Report each line below that contains the string "Tailstoi", with case counting toward a match.

-- start of Data in this exercise --

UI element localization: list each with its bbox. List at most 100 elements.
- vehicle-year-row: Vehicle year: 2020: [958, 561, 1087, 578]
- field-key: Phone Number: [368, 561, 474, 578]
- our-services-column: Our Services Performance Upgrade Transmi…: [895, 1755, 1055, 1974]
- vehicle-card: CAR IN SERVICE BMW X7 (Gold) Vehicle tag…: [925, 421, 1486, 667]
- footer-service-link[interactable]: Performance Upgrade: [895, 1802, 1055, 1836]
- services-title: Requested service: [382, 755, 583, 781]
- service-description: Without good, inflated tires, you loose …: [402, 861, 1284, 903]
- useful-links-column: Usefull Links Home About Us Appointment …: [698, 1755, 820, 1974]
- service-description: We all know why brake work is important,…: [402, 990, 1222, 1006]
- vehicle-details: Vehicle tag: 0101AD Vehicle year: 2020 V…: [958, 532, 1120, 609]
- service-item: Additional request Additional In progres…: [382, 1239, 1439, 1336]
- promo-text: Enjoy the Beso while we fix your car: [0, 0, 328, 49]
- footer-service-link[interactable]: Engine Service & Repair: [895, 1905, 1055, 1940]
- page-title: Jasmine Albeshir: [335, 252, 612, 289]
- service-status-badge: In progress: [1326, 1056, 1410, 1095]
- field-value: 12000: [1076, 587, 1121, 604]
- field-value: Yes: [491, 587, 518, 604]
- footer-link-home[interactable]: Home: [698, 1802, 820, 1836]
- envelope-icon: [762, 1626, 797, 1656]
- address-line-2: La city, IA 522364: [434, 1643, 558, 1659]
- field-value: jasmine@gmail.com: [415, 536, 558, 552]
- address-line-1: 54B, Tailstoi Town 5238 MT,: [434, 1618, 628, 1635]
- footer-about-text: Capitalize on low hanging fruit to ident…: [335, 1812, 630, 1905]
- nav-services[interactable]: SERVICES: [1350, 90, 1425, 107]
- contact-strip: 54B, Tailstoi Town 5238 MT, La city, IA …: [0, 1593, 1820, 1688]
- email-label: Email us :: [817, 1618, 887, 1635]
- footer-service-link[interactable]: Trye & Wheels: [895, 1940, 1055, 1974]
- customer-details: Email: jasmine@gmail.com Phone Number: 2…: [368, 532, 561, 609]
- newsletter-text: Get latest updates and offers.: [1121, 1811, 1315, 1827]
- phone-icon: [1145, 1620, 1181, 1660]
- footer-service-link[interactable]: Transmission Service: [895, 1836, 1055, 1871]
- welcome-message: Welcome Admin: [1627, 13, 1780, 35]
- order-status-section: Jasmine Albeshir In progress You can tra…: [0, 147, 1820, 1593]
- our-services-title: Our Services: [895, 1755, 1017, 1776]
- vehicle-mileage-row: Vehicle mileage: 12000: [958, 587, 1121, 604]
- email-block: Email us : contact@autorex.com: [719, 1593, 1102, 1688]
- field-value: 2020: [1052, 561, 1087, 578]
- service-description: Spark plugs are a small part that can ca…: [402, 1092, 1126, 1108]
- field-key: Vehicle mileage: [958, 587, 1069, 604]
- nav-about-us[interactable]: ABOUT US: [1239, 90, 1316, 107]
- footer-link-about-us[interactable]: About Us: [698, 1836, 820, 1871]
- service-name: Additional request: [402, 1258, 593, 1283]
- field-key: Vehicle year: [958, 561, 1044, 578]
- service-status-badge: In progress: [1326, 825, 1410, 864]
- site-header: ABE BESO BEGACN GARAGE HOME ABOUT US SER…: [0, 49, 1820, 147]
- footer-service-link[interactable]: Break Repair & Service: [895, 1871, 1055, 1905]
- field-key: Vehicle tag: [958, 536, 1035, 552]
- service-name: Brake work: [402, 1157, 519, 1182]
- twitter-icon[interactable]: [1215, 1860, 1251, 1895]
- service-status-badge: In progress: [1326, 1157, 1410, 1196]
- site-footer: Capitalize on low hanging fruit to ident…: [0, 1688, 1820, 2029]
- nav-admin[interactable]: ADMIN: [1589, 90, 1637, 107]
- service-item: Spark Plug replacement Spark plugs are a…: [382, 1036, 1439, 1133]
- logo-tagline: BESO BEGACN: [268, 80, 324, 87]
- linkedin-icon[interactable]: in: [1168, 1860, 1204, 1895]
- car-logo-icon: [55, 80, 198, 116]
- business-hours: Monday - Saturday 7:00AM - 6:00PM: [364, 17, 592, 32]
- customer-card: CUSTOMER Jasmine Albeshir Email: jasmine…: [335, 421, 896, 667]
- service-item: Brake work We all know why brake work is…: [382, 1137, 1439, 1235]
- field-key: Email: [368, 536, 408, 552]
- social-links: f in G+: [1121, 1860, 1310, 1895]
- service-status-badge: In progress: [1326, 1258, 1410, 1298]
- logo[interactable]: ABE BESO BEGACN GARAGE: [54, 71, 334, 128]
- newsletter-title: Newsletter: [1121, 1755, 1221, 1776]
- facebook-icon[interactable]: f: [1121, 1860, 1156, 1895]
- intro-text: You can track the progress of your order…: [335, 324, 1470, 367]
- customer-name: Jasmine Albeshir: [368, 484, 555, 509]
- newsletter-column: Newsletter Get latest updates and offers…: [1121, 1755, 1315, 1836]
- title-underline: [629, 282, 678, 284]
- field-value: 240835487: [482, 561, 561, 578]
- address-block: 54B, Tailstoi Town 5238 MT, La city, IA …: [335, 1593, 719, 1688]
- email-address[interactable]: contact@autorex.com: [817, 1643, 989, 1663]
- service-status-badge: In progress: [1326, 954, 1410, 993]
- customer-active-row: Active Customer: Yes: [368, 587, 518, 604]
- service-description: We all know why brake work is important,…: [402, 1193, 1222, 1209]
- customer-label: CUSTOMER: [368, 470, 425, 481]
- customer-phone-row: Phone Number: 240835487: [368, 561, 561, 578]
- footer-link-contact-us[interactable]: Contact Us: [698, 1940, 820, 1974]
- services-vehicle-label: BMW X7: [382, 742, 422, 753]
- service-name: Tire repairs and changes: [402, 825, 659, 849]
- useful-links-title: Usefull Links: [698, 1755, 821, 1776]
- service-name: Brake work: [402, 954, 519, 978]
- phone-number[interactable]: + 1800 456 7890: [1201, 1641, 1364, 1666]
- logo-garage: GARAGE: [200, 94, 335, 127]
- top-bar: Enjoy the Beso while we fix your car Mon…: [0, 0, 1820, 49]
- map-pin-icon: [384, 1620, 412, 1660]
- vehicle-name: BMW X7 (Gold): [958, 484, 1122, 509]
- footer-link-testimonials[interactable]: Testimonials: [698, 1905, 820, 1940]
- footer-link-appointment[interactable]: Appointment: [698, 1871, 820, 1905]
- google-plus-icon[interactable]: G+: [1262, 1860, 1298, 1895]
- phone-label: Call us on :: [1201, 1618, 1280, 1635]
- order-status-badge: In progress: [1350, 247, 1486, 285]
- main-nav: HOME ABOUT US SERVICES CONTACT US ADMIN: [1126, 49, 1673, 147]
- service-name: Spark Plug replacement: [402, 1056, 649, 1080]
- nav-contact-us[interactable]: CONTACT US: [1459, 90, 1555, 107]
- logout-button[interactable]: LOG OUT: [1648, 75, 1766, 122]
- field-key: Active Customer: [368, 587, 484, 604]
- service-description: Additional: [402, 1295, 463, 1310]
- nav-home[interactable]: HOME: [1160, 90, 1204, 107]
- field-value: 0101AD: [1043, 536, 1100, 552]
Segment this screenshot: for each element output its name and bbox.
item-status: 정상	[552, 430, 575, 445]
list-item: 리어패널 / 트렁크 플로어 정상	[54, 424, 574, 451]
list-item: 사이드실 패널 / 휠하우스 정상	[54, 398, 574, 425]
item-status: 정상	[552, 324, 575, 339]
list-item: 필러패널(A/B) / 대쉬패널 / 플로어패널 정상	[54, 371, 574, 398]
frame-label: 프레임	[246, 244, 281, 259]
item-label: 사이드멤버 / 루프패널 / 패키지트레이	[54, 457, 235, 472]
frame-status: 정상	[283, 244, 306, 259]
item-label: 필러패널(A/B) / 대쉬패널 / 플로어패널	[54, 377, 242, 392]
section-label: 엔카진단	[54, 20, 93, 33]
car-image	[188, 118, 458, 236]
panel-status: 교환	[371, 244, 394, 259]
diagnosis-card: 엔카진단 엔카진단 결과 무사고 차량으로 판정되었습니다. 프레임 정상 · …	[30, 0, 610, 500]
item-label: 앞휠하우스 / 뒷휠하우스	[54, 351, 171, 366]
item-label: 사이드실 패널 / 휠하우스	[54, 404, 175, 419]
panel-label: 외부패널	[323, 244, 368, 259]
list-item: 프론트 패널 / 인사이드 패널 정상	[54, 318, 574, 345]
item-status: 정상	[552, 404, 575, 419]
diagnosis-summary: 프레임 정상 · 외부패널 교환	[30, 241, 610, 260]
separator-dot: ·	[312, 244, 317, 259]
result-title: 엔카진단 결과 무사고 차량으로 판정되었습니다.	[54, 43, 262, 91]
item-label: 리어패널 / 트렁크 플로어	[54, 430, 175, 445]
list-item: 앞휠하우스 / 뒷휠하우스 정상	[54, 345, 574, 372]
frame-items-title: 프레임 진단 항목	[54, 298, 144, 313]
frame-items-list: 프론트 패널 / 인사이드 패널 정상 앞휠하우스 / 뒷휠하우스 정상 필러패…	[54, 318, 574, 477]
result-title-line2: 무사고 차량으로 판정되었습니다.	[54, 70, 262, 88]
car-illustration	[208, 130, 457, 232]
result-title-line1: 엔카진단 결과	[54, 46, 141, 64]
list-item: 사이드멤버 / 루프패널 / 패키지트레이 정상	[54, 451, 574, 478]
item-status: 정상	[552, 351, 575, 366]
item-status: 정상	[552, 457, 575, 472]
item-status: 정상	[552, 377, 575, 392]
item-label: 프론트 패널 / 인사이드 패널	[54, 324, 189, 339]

-- end of Data in this exercise --

Solution
- address-line-1: 54B, Tailstoi Town 5238 MT,: [434, 1618, 628, 1635]
- contact-strip: 54B, Tailstoi Town 5238 MT, La city, IA …: [0, 1593, 1820, 1688]
- address-block: 54B, Tailstoi Town 5238 MT, La city, IA …: [335, 1593, 719, 1688]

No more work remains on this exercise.